Dataset records
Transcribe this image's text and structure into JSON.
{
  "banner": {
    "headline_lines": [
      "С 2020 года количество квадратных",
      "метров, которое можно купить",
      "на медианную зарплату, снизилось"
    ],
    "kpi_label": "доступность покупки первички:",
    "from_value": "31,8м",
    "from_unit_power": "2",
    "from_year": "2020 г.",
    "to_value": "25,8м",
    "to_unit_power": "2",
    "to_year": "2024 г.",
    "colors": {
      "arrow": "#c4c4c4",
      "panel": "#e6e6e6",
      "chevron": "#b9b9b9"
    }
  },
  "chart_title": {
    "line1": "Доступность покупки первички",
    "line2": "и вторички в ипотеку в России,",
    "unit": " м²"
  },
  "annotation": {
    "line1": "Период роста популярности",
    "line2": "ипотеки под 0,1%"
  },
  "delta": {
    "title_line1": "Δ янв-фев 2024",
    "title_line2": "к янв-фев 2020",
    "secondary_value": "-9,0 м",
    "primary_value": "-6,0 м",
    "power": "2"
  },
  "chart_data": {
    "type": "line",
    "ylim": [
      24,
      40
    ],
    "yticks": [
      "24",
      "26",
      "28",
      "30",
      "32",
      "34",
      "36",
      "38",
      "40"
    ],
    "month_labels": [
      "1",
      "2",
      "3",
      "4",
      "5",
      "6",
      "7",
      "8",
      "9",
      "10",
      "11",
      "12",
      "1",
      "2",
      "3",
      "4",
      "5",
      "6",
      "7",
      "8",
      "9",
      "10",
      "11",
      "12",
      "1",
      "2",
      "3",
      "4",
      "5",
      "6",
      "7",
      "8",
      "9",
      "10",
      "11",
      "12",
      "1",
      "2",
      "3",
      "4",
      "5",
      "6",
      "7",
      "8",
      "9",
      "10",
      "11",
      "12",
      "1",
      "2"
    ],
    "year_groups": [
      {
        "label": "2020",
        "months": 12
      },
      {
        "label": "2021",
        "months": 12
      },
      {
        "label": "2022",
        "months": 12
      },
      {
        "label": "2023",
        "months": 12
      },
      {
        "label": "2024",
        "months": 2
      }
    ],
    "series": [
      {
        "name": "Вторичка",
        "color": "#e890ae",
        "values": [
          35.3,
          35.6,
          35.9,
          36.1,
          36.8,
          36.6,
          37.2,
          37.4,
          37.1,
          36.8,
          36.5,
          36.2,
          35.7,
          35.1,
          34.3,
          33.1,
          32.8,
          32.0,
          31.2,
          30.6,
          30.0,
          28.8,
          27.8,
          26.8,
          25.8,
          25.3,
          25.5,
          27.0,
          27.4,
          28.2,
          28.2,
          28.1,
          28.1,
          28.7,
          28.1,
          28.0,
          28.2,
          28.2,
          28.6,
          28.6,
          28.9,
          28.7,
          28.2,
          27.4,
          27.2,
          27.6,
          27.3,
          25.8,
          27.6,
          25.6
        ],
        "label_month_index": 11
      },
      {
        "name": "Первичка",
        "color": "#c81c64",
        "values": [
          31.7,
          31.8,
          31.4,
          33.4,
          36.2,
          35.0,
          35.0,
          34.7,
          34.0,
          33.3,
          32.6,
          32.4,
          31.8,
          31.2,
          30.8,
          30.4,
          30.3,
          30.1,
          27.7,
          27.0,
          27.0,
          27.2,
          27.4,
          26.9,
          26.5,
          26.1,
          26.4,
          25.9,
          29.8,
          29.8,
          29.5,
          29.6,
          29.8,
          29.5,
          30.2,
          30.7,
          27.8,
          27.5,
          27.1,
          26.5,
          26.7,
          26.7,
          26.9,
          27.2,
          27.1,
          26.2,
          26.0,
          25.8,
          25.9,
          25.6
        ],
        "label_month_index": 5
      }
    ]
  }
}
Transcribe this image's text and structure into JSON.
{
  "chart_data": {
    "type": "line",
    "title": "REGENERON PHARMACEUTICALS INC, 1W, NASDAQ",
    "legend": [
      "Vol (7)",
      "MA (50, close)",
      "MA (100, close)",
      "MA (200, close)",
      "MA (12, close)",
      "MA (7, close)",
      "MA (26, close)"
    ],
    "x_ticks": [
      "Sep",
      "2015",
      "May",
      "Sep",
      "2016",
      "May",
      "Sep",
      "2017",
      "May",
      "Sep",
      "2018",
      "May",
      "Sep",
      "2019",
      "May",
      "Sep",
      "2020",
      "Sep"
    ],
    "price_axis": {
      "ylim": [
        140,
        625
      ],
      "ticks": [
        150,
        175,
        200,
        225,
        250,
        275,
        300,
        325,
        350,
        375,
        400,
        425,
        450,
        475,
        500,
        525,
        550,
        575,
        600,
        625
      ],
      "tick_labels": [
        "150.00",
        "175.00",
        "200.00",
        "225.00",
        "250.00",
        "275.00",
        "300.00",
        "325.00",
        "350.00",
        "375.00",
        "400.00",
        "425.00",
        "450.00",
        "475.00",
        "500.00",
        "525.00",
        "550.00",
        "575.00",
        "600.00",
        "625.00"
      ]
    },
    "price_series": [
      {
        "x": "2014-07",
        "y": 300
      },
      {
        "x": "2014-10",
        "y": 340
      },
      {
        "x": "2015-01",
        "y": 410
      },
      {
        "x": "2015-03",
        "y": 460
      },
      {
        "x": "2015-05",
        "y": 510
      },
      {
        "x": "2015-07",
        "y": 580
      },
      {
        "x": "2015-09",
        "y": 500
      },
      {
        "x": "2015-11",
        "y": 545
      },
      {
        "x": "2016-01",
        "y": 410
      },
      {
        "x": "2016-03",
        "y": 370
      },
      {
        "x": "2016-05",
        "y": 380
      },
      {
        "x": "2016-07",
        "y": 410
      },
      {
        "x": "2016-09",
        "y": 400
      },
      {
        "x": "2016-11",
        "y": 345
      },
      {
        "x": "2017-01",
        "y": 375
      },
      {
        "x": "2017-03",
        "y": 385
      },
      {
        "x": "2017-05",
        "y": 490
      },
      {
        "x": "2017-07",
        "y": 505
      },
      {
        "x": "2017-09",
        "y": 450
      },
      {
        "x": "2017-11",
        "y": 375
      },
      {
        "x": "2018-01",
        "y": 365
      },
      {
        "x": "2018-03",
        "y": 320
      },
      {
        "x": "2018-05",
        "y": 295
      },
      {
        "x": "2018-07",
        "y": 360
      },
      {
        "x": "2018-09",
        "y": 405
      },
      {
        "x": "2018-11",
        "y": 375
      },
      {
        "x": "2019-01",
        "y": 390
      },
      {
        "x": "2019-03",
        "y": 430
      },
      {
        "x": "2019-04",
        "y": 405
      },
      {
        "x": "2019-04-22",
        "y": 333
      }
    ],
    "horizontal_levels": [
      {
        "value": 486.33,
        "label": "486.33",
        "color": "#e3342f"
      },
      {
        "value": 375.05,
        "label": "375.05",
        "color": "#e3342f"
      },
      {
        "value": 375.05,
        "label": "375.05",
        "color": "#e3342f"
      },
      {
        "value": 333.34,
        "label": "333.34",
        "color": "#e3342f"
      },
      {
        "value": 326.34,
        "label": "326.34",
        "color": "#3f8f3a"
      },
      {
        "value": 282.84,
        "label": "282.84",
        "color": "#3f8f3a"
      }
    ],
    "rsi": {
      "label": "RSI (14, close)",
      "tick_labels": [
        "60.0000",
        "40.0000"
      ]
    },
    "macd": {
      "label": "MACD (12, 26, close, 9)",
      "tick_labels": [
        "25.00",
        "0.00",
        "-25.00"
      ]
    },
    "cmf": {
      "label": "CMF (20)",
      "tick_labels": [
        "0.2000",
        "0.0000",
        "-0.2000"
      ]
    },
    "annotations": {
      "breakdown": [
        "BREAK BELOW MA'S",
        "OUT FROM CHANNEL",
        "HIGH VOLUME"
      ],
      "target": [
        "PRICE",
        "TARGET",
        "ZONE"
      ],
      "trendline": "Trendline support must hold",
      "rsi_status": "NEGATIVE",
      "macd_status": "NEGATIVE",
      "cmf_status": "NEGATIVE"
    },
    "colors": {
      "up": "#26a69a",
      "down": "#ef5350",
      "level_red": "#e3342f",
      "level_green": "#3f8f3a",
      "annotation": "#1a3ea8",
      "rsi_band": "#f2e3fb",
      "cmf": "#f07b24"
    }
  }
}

Request>
Copy each line of the listing that includes "close".

Output for this task>
      "MA (50, close)",
      "MA (100, close)",
      "MA (200, close)",
      "MA (12, close)",
      "MA (7, close)",
      "MA (26, close)"
      "label": "RSI (14, close)",
      "label": "MACD (12, 26, close, 9)",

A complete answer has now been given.